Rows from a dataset
****************************************

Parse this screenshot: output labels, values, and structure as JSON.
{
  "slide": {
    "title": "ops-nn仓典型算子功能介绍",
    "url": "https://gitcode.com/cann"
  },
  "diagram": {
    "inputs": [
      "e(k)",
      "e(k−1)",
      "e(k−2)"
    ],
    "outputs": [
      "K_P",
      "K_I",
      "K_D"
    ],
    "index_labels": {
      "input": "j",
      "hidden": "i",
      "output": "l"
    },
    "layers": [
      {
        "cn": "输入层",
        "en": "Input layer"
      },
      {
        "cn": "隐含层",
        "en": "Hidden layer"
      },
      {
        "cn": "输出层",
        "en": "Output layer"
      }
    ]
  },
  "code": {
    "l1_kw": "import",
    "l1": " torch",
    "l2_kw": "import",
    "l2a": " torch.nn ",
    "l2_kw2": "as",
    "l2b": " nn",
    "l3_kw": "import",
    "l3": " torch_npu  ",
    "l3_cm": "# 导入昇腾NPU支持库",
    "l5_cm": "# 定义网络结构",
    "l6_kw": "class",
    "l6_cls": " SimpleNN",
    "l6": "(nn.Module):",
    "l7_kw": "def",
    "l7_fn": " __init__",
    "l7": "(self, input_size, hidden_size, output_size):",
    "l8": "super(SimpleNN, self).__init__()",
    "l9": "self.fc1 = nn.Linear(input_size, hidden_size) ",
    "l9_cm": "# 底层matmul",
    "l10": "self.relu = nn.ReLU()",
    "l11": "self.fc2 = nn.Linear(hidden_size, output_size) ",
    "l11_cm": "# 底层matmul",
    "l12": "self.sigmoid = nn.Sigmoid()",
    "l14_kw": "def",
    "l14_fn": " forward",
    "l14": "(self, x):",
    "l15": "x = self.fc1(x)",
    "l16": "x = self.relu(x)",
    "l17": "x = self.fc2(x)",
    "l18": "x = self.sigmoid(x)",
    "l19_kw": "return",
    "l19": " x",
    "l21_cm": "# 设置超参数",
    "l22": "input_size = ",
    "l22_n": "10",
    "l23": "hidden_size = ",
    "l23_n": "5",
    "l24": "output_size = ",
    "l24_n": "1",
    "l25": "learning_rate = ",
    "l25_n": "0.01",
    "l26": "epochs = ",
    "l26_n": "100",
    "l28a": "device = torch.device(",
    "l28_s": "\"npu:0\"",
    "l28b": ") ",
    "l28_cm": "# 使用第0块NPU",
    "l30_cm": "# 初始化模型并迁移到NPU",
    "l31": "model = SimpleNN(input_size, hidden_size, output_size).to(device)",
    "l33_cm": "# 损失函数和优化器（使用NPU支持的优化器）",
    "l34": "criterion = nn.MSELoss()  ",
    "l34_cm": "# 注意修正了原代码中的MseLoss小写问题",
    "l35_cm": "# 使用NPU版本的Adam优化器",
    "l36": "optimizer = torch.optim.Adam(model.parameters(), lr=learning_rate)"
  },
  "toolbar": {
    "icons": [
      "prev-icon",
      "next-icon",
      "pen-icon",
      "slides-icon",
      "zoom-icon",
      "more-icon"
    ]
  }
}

****************************************

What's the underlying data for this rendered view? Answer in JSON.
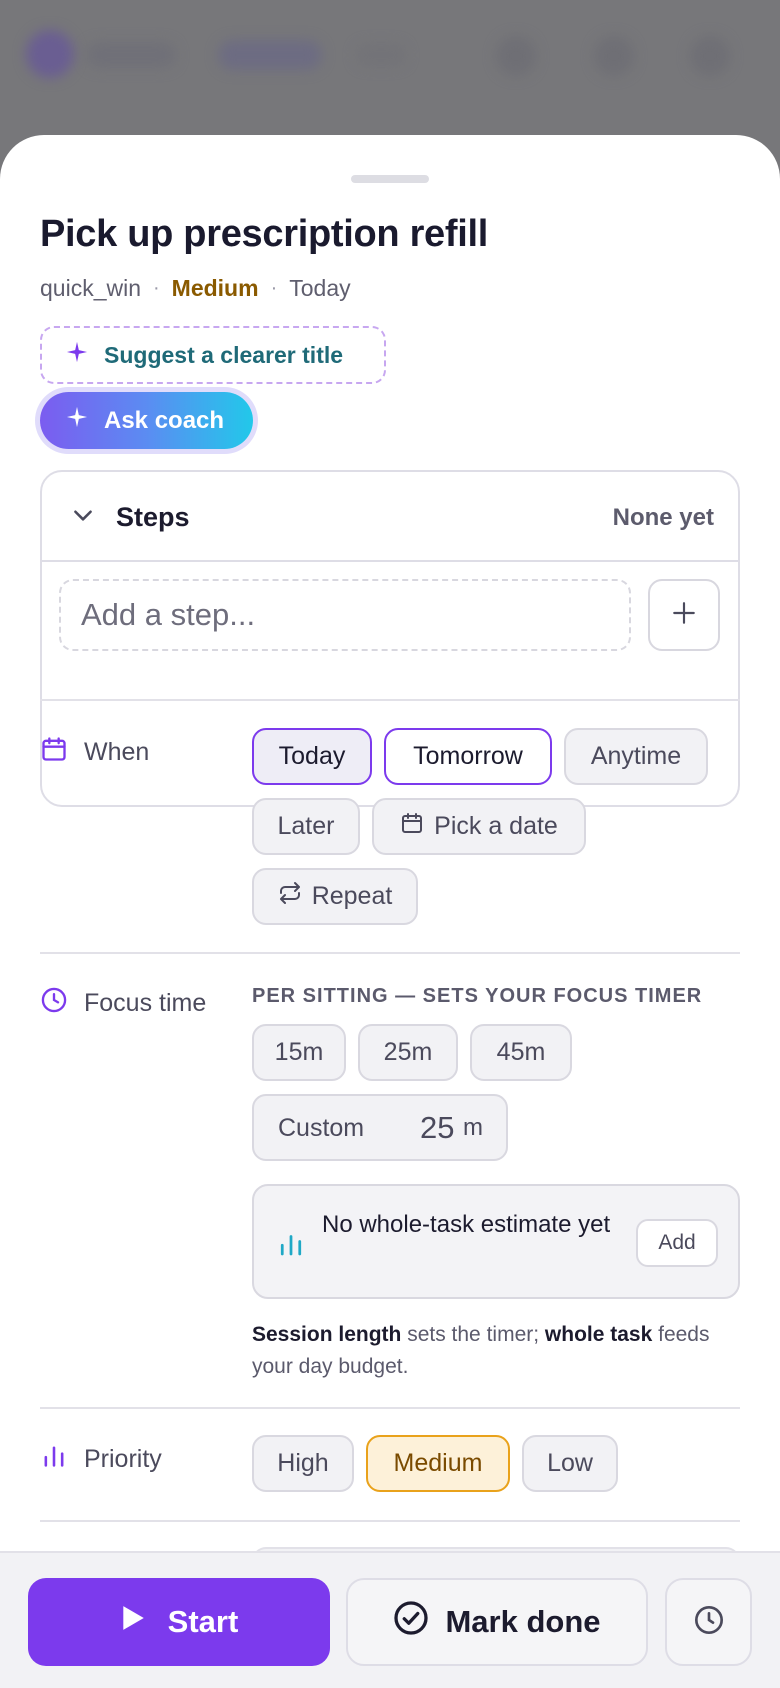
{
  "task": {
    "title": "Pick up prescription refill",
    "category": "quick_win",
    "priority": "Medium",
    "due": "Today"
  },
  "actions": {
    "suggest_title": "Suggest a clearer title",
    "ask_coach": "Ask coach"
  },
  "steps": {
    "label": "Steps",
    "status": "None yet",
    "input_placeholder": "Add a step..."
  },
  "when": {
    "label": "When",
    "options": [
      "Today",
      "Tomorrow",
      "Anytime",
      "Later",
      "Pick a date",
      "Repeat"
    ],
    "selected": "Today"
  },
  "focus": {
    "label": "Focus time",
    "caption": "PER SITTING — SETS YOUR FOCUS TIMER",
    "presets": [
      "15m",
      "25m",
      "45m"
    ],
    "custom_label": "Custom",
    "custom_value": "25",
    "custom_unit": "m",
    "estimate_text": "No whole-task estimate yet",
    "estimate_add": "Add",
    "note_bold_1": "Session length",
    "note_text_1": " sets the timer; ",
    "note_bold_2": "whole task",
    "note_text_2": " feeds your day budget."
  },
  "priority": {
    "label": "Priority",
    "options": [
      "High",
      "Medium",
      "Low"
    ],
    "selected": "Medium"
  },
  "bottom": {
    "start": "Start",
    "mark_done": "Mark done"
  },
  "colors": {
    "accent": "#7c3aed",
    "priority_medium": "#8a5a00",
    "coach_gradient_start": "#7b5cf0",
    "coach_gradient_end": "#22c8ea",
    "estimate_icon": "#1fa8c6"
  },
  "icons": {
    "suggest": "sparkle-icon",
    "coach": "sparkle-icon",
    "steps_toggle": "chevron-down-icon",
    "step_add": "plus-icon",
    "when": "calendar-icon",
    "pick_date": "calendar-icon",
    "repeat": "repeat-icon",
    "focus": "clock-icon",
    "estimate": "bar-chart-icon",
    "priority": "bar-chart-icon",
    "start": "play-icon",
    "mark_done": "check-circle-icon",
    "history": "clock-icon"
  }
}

****************************************

:: Required work ::
Copy out each line of the records that holds the string "chart".

:: Task result ::
    "estimate": "bar-chart-icon",
    "priority": "bar-chart-icon",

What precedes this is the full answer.